# Work to do
Pictures aside, write out every record exactly as it appears.

# Dataset extract
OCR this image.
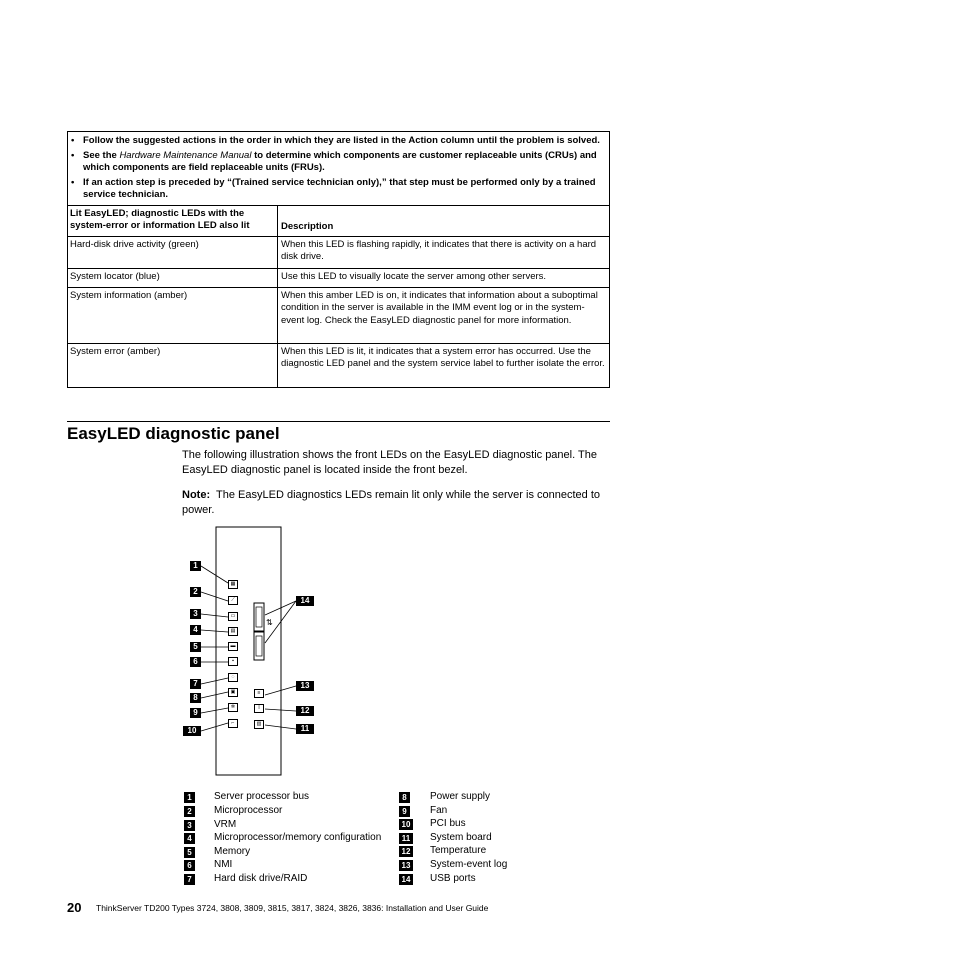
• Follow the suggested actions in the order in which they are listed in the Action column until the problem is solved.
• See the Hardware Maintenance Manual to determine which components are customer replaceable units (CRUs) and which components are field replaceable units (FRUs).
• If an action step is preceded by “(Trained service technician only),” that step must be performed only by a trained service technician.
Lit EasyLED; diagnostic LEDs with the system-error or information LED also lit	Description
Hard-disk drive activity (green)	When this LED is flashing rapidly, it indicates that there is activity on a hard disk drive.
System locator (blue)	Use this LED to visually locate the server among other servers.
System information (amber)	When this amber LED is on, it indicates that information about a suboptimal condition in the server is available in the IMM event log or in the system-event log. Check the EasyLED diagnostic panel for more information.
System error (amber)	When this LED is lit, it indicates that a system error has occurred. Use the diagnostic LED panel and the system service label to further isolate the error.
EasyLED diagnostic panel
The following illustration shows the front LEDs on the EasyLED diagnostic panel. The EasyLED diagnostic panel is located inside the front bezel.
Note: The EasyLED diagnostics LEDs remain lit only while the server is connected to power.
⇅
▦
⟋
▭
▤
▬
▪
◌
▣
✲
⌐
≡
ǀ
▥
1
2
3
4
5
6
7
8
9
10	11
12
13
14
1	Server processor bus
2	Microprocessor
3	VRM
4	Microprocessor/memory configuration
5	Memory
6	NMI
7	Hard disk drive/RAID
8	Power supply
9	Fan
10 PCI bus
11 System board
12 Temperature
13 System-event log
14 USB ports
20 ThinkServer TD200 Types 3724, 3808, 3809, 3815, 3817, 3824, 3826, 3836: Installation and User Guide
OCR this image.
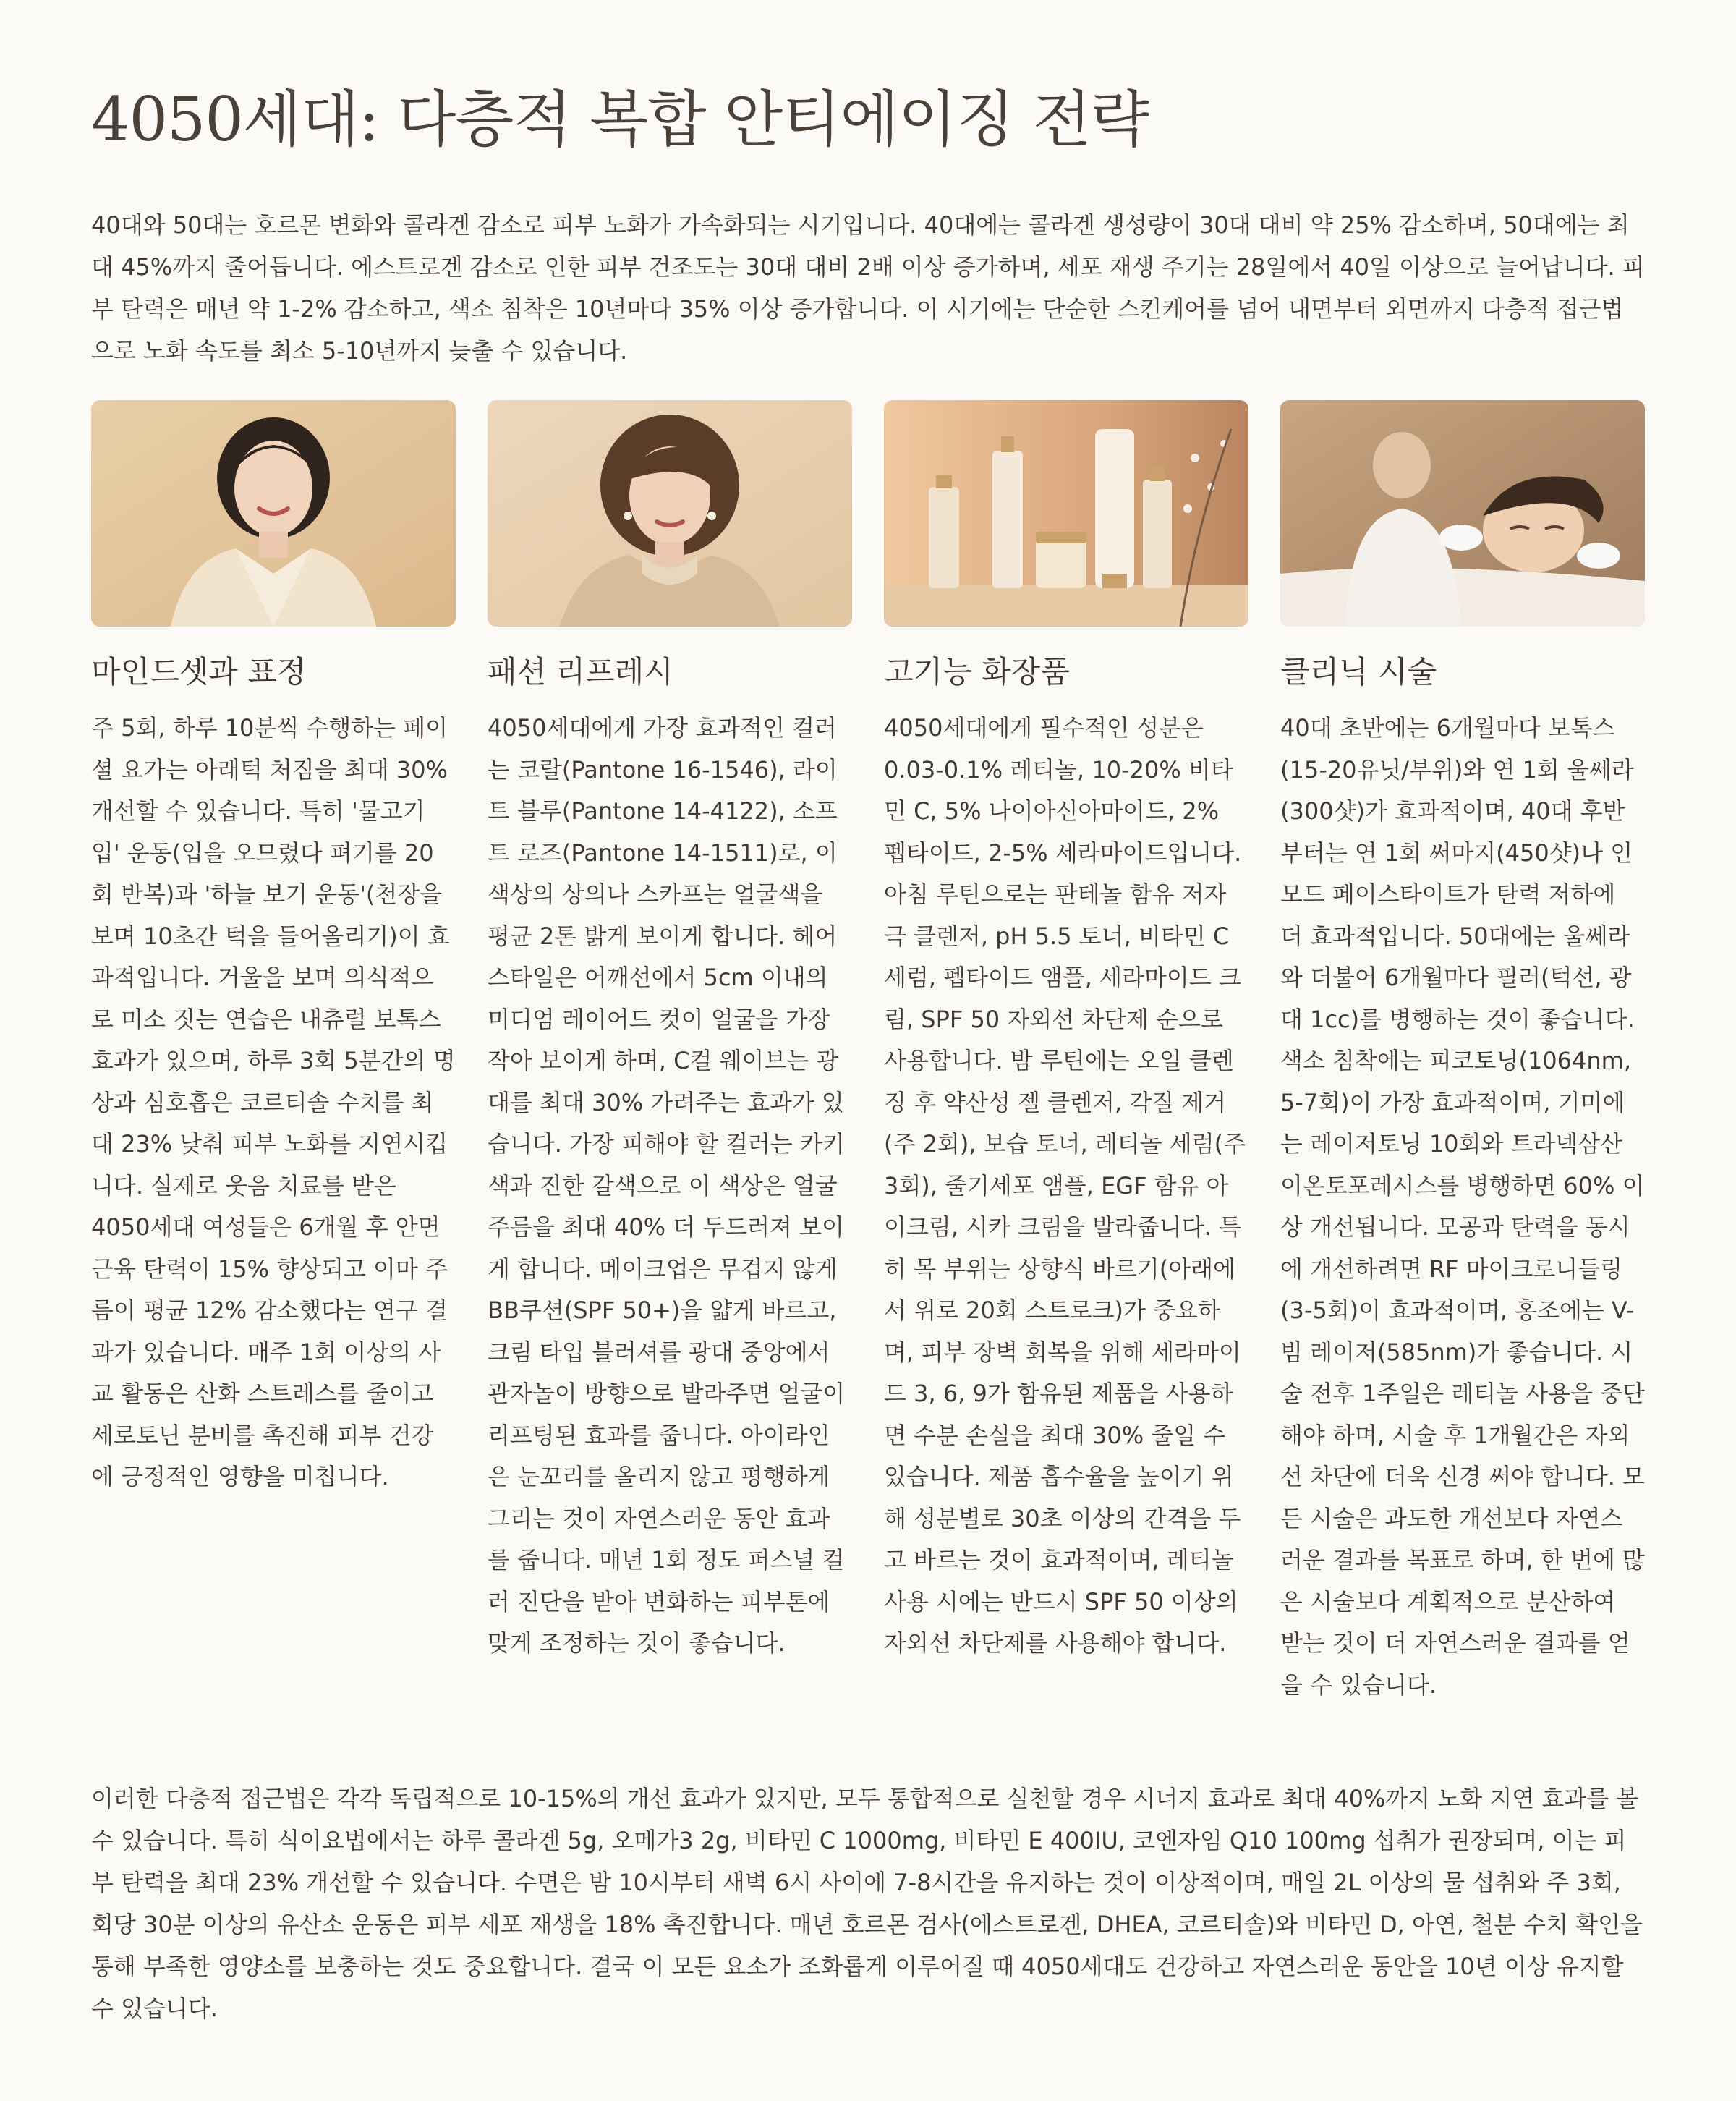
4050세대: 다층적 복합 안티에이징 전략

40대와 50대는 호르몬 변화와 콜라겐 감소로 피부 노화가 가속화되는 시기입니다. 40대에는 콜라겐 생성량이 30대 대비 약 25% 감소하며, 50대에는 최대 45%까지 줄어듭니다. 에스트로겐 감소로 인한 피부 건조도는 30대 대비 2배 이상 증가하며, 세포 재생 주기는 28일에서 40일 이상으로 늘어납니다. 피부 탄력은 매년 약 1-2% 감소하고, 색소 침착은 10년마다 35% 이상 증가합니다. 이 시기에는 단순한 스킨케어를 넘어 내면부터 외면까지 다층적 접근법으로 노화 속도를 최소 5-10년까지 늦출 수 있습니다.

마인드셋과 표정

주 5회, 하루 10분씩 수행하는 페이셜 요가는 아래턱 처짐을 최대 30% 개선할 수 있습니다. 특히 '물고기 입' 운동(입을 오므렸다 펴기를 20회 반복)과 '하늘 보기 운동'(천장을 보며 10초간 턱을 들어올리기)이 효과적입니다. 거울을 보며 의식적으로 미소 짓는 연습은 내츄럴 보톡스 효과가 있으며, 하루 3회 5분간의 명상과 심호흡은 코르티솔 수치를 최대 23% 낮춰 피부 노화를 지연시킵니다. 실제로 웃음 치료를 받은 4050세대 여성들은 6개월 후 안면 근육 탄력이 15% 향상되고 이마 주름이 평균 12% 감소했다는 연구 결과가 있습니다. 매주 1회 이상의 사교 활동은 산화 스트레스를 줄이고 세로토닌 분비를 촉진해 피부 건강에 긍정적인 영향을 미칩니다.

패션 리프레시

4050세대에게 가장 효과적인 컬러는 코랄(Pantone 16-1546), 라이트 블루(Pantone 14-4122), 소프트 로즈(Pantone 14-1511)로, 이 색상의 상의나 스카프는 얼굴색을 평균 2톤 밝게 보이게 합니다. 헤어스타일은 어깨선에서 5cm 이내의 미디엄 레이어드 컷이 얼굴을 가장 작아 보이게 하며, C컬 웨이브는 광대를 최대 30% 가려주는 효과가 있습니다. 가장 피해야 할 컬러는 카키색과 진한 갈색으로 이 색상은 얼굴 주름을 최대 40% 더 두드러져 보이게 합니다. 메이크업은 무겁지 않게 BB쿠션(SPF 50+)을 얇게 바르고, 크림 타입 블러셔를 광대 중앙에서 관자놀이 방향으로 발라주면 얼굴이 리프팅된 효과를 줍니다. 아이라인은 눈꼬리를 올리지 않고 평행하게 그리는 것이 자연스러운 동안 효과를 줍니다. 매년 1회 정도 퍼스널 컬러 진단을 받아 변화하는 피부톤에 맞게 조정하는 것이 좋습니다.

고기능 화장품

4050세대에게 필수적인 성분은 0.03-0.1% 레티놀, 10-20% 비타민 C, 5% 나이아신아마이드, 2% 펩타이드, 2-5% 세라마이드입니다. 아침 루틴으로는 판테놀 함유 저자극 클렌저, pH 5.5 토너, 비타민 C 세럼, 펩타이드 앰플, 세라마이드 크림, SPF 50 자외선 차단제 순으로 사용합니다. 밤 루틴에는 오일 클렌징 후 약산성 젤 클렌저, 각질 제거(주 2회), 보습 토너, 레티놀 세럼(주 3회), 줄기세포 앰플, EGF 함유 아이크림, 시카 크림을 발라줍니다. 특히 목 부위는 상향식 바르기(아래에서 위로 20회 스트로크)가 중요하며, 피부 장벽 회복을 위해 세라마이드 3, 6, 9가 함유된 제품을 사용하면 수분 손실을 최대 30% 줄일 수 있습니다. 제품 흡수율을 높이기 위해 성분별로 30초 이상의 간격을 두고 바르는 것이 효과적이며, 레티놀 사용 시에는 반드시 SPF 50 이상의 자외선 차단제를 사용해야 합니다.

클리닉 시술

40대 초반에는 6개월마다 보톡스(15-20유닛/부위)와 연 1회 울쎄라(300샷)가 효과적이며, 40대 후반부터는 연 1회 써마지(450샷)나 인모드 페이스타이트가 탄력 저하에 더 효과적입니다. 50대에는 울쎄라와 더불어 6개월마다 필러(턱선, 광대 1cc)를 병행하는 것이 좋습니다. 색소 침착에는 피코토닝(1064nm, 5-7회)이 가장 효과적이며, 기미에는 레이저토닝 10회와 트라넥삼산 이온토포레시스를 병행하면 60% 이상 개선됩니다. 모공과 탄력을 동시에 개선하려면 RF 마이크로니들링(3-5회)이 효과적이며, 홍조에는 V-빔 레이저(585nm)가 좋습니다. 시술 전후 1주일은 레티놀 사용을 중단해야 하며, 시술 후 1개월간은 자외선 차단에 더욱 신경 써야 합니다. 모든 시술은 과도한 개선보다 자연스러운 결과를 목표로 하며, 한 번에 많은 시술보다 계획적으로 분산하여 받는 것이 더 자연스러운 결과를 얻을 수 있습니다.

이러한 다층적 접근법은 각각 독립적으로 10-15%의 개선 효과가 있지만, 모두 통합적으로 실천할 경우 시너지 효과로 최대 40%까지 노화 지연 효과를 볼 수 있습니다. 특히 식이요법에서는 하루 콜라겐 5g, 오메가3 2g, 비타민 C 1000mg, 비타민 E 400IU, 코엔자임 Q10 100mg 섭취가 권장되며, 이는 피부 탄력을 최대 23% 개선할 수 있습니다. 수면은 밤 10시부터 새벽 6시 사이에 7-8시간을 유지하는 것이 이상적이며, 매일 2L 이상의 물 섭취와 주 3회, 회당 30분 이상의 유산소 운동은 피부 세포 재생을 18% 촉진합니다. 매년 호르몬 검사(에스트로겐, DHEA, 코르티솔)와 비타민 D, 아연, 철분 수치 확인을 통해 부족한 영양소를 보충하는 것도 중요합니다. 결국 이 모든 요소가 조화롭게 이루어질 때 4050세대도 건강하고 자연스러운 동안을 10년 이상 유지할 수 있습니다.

# Task output
OCR this image.
• Follow the suggested actions in the order in which they are listed in the Action column until the problem is solved.
• See the Hardware Maintenance Manual to determine which components are customer replaceable units (CRUs) and which components are field replaceable units (FRUs).
• If an action step is preceded by “(Trained service technician only),” that step must be performed only by a trained service technician.
Lit EasyLED; diagnostic LEDs with the system-error or information LED also lit	Description
Hard-disk drive activity (green)	When this LED is flashing rapidly, it indicates that there is activity on a hard disk drive.
System locator (blue)	Use this LED to visually locate the server among other servers.
System information (amber)	When this amber LED is on, it indicates that information about a suboptimal condition in the server is available in the IMM event log or in the system-event log. Check the EasyLED diagnostic panel for more information.
System error (amber)	When this LED is lit, it indicates that a system error has occurred. Use the diagnostic LED panel and the system service label to further isolate the error.
EasyLED diagnostic panel
The following illustration shows the front LEDs on the EasyLED diagnostic panel. The EasyLED diagnostic panel is located inside the front bezel.
Note: The EasyLED diagnostics LEDs remain lit only while the server is connected to power.
⇅
▦
⟋
▭
▤
▬
▪
◌
▣
✲
⌐
≡
ǀ
▥
1
2
3
4
5
6
7
8
9
10	11
12
13
14
1	Server processor bus
2	Microprocessor
3	VRM
4	Microprocessor/memory configuration
5	Memory
6	NMI
7	Hard disk drive/RAID
8	Power supply
9	Fan
10 PCI bus
11 System board
12 Temperature
13 System-event log
14 USB ports
20 ThinkServer TD200 Types 3724, 3808, 3809, 3815, 3817, 3824, 3826, 3836: Installation and User Guide
OCR this image.
4050세대: 다층적 복합 안티에이징 전략

40대와 50대는 호르몬 변화와 콜라겐 감소로 피부 노화가 가속화되는 시기입니다. 40대에는 콜라겐 생성량이 30대 대비 약 25% 감소하며, 50대에는 최대 45%까지 줄어듭니다. 에스트로겐 감소로 인한 피부 건조도는 30대 대비 2배 이상 증가하며, 세포 재생 주기는 28일에서 40일 이상으로 늘어납니다. 피부 탄력은 매년 약 1-2% 감소하고, 색소 침착은 10년마다 35% 이상 증가합니다. 이 시기에는 단순한 스킨케어를 넘어 내면부터 외면까지 다층적 접근법으로 노화 속도를 최소 5-10년까지 늦출 수 있습니다.

마인드셋과 표정

주 5회, 하루 10분씩 수행하는 페이셜 요가는 아래턱 처짐을 최대 30% 개선할 수 있습니다. 특히 '물고기 입' 운동(입을 오므렸다 펴기를 20회 반복)과 '하늘 보기 운동'(천장을 보며 10초간 턱을 들어올리기)이 효과적입니다. 거울을 보며 의식적으로 미소 짓는 연습은 내츄럴 보톡스 효과가 있으며, 하루 3회 5분간의 명상과 심호흡은 코르티솔 수치를 최대 23% 낮춰 피부 노화를 지연시킵니다. 실제로 웃음 치료를 받은 4050세대 여성들은 6개월 후 안면 근육 탄력이 15% 향상되고 이마 주름이 평균 12% 감소했다는 연구 결과가 있습니다. 매주 1회 이상의 사교 활동은 산화 스트레스를 줄이고 세로토닌 분비를 촉진해 피부 건강에 긍정적인 영향을 미칩니다.

패션 리프레시

4050세대에게 가장 효과적인 컬러는 코랄(Pantone 16-1546), 라이트 블루(Pantone 14-4122), 소프트 로즈(Pantone 14-1511)로, 이 색상의 상의나 스카프는 얼굴색을 평균 2톤 밝게 보이게 합니다. 헤어스타일은 어깨선에서 5cm 이내의 미디엄 레이어드 컷이 얼굴을 가장 작아 보이게 하며, C컬 웨이브는 광대를 최대 30% 가려주는 효과가 있습니다. 가장 피해야 할 컬러는 카키색과 진한 갈색으로 이 색상은 얼굴 주름을 최대 40% 더 두드러져 보이게 합니다. 메이크업은 무겁지 않게 BB쿠션(SPF 50+)을 얇게 바르고, 크림 타입 블러셔를 광대 중앙에서 관자놀이 방향으로 발라주면 얼굴이 리프팅된 효과를 줍니다. 아이라인은 눈꼬리를 올리지 않고 평행하게 그리는 것이 자연스러운 동안 효과를 줍니다. 매년 1회 정도 퍼스널 컬러 진단을 받아 변화하는 피부톤에 맞게 조정하는 것이 좋습니다.

고기능 화장품

4050세대에게 필수적인 성분은 0.03-0.1% 레티놀, 10-20% 비타민 C, 5% 나이아신아마이드, 2% 펩타이드, 2-5% 세라마이드입니다. 아침 루틴으로는 판테놀 함유 저자극 클렌저, pH 5.5 토너, 비타민 C 세럼, 펩타이드 앰플, 세라마이드 크림, SPF 50 자외선 차단제 순으로 사용합니다. 밤 루틴에는 오일 클렌징 후 약산성 젤 클렌저, 각질 제거(주 2회), 보습 토너, 레티놀 세럼(주 3회), 줄기세포 앰플, EGF 함유 아이크림, 시카 크림을 발라줍니다. 특히 목 부위는 상향식 바르기(아래에서 위로 20회 스트로크)가 중요하며, 피부 장벽 회복을 위해 세라마이드 3, 6, 9가 함유된 제품을 사용하면 수분 손실을 최대 30% 줄일 수 있습니다. 제품 흡수율을 높이기 위해 성분별로 30초 이상의 간격을 두고 바르는 것이 효과적이며, 레티놀 사용 시에는 반드시 SPF 50 이상의 자외선 차단제를 사용해야 합니다.

클리닉 시술

40대 초반에는 6개월마다 보톡스(15-20유닛/부위)와 연 1회 울쎄라(300샷)가 효과적이며, 40대 후반부터는 연 1회 써마지(450샷)나 인모드 페이스타이트가 탄력 저하에 더 효과적입니다. 50대에는 울쎄라와 더불어 6개월마다 필러(턱선, 광대 1cc)를 병행하는 것이 좋습니다. 색소 침착에는 피코토닝(1064nm, 5-7회)이 가장 효과적이며, 기미에는 레이저토닝 10회와 트라넥삼산 이온토포레시스를 병행하면 60% 이상 개선됩니다. 모공과 탄력을 동시에 개선하려면 RF 마이크로니들링(3-5회)이 효과적이며, 홍조에는 V-빔 레이저(585nm)가 좋습니다. 시술 전후 1주일은 레티놀 사용을 중단해야 하며, 시술 후 1개월간은 자외선 차단에 더욱 신경 써야 합니다. 모든 시술은 과도한 개선보다 자연스러운 결과를 목표로 하며, 한 번에 많은 시술보다 계획적으로 분산하여 받는 것이 더 자연스러운 결과를 얻을 수 있습니다.

이러한 다층적 접근법은 각각 독립적으로 10-15%의 개선 효과가 있지만, 모두 통합적으로 실천할 경우 시너지 효과로 최대 40%까지 노화 지연 효과를 볼 수 있습니다. 특히 식이요법에서는 하루 콜라겐 5g, 오메가3 2g, 비타민 C 1000mg, 비타민 E 400IU, 코엔자임 Q10 100mg 섭취가 권장되며, 이는 피부 탄력을 최대 23% 개선할 수 있습니다. 수면은 밤 10시부터 새벽 6시 사이에 7-8시간을 유지하는 것이 이상적이며, 매일 2L 이상의 물 섭취와 주 3회, 회당 30분 이상의 유산소 운동은 피부 세포 재생을 18% 촉진합니다. 매년 호르몬 검사(에스트로겐, DHEA, 코르티솔)와 비타민 D, 아연, 철분 수치 확인을 통해 부족한 영양소를 보충하는 것도 중요합니다. 결국 이 모든 요소가 조화롭게 이루어질 때 4050세대도 건강하고 자연스러운 동안을 10년 이상 유지할 수 있습니다.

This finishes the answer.